== Given entries ==

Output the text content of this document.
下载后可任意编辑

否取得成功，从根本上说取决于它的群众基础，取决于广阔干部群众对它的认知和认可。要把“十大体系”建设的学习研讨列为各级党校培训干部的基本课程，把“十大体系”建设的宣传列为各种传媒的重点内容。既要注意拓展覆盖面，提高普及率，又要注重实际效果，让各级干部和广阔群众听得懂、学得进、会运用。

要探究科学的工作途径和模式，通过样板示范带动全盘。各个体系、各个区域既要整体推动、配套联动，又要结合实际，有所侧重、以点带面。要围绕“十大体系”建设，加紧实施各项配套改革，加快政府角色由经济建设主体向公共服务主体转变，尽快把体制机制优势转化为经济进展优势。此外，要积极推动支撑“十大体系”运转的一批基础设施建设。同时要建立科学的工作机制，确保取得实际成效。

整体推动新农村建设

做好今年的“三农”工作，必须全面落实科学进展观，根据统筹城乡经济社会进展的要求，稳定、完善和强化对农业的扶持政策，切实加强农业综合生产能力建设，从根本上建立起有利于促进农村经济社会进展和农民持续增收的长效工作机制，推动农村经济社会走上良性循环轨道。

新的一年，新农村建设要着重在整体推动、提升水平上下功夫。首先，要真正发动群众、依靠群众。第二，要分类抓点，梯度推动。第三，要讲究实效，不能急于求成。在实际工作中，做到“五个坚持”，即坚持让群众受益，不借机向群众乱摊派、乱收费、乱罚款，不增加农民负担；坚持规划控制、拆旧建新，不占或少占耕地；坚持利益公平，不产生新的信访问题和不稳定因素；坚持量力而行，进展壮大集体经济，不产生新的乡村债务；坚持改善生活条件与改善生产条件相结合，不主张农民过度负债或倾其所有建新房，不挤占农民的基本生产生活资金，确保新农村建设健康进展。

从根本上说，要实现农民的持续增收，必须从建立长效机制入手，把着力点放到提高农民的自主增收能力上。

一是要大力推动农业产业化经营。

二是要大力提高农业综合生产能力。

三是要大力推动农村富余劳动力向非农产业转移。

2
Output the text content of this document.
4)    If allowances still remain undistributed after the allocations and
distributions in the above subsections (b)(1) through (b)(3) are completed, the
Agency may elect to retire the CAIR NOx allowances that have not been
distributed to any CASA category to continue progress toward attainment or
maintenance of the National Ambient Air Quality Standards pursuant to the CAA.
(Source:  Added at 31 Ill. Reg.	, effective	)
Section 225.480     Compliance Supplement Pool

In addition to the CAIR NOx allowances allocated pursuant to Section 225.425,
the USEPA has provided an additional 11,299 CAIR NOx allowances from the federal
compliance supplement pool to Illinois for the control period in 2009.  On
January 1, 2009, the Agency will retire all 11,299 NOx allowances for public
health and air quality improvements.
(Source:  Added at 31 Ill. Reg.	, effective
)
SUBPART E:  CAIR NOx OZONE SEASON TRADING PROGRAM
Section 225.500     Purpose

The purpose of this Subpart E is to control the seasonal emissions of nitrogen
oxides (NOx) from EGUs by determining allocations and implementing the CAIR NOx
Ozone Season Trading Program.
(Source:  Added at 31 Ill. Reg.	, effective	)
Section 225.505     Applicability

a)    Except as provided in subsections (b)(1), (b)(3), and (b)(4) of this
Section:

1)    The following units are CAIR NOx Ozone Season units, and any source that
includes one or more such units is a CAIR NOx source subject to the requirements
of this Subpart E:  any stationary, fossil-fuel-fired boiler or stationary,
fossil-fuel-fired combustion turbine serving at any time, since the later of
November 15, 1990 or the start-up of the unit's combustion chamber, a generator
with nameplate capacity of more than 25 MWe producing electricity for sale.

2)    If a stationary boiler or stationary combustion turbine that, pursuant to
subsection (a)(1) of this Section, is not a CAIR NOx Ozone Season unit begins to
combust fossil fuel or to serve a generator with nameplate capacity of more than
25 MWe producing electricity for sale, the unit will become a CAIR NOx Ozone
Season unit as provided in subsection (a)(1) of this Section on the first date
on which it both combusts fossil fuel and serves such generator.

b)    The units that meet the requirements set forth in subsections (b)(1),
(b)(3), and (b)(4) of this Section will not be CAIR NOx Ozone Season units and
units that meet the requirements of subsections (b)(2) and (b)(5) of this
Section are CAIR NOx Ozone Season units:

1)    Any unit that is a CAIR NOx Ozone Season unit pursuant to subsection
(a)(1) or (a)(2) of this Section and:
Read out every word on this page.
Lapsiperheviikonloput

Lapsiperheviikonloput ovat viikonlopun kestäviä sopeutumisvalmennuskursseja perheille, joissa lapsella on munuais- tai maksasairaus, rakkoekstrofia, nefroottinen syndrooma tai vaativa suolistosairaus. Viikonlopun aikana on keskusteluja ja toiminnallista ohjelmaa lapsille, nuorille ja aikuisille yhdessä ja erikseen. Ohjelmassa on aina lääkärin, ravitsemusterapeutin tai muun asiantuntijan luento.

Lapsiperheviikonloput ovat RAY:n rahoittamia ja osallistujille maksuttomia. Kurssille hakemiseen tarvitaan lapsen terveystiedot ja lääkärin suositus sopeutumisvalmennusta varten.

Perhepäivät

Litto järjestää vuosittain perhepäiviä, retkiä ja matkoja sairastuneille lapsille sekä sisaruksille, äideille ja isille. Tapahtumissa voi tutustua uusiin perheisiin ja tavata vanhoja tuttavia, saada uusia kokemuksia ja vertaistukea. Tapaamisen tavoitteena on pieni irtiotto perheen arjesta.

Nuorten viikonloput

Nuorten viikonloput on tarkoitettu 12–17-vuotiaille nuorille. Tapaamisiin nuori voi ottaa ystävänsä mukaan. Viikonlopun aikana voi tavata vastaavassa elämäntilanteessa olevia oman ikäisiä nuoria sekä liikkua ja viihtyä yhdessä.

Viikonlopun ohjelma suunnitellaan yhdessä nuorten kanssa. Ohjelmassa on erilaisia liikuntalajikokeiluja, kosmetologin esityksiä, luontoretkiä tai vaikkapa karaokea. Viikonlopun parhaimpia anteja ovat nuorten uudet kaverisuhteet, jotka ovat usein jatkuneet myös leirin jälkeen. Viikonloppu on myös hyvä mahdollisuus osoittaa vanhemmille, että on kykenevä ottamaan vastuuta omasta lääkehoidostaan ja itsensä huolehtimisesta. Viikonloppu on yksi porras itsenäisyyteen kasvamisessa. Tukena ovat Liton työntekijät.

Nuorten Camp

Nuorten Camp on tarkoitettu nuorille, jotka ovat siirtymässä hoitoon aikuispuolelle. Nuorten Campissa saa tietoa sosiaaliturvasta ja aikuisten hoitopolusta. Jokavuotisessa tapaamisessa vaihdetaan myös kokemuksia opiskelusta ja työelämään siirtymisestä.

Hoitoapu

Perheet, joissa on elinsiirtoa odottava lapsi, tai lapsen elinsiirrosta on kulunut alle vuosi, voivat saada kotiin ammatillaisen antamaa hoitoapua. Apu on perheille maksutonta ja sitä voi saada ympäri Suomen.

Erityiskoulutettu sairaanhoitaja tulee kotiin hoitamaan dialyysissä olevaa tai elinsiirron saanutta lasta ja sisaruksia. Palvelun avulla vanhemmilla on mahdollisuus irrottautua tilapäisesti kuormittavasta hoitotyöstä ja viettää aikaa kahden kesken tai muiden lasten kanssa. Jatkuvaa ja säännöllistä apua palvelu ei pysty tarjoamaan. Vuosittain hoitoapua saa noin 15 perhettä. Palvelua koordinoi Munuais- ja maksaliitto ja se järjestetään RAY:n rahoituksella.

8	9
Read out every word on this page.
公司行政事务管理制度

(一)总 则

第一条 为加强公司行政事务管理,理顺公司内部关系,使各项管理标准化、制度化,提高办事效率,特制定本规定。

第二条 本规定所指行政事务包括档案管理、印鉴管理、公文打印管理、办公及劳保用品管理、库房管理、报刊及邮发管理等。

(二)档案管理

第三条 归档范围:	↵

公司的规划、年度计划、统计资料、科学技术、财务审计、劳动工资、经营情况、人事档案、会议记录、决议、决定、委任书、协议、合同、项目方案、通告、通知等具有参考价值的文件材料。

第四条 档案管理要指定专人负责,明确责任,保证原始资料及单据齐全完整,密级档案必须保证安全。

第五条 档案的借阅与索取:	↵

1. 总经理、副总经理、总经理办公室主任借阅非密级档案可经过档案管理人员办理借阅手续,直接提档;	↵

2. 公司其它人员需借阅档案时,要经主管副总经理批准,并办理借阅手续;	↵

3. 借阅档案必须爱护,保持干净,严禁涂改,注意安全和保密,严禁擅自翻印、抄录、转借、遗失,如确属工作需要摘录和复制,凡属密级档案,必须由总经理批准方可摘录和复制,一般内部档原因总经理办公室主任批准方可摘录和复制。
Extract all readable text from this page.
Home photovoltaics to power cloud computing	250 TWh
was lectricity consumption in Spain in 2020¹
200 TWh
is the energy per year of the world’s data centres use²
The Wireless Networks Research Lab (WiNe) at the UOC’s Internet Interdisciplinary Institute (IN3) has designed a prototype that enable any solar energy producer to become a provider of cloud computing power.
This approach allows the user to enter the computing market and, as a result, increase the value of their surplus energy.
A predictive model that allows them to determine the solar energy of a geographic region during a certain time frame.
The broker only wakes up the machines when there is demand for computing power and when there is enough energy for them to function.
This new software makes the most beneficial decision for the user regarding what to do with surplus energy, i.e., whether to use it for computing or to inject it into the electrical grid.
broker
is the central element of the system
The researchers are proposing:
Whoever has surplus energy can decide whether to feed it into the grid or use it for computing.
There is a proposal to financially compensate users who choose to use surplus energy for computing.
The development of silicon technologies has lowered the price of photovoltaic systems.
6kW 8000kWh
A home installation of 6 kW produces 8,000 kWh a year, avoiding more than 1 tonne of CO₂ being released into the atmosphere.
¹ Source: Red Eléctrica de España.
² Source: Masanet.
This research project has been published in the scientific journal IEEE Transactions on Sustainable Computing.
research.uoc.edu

===

Work to do: Scan the data above; copy every line where "time" appears.

Solution to this problem:
fossil-fuel-fired combustion turbine serving at any time, since the later of
A predictive model that allows them to determine the solar energy of a geographic region during a certain time frame.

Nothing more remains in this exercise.